__Goal__. Copy out each line featuring the string "died" from the entries beneath.

(Collected data entries)
Begin

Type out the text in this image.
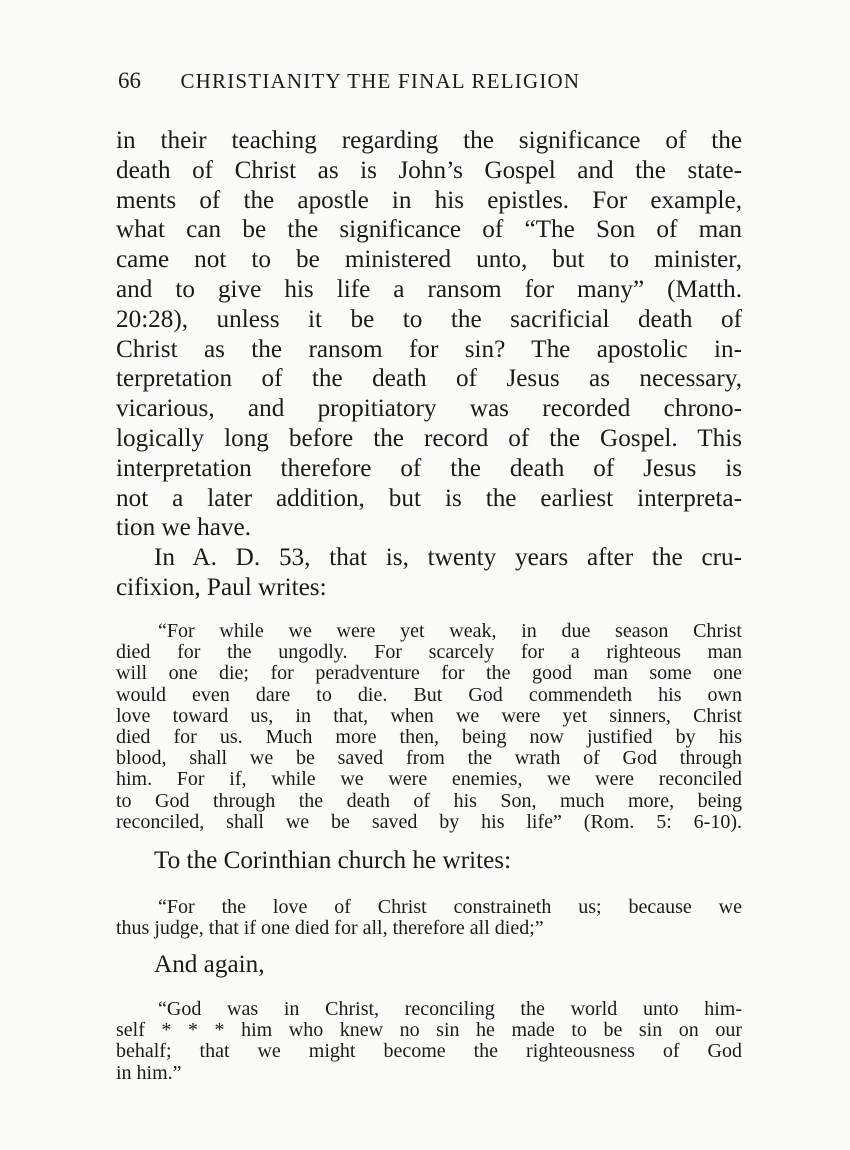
66 CHRISTIANITY THE FINAL RELIGION
in their teaching regarding the significance of the
death of Christ as is John’s Gospel and the state-
ments of the apostle in his epistles. For example,
what can be the significance of “The Son of man
came not to be ministered unto, but to minister,
and to give his life a ransom for many” (Matth.
20:28), unless it be to the sacrificial death of
Christ as the ransom for sin? The apostolic in-
terpretation of the death of Jesus as necessary,
vicarious, and propitiatory was recorded chrono-
logically long before the record of the Gospel. This
interpretation therefore of the death of Jesus is
not a later addition, but is the earliest interpreta-
tion we have.
In A. D. 53, that is, twenty years after the cru-
cifixion, Paul writes:
“For while we were yet weak, in due season Christ
died for the ungodly. For scarcely for a righteous man
will one die; for peradventure for the good man some one
would even dare to die. But God commendeth his own
love toward us, in that, when we were yet sinners, Christ
died for us. Much more then, being now justified by his
blood, shall we be saved from the wrath of God through
him. For if, while we were enemies, we were reconciled
to God through the death of his Son, much more, being
reconciled, shall we be saved by his life” (Rom. 5: 6-10).
To the Corinthian church he writes:
“For the love of Christ constraineth us; because we
thus judge, that if one died for all, therefore all died;”
And again,
“God was in Christ, reconciling the world unto him-
self * * * him who knew no sin he made to be sin on our
behalf; that we might become the righteousness of God
in him.”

End

__Solution__.
died for the ungodly. For scarcely for a righteous man
died for us. Much more then, being now justified by his
thus judge, that if one died for all, therefore all died;”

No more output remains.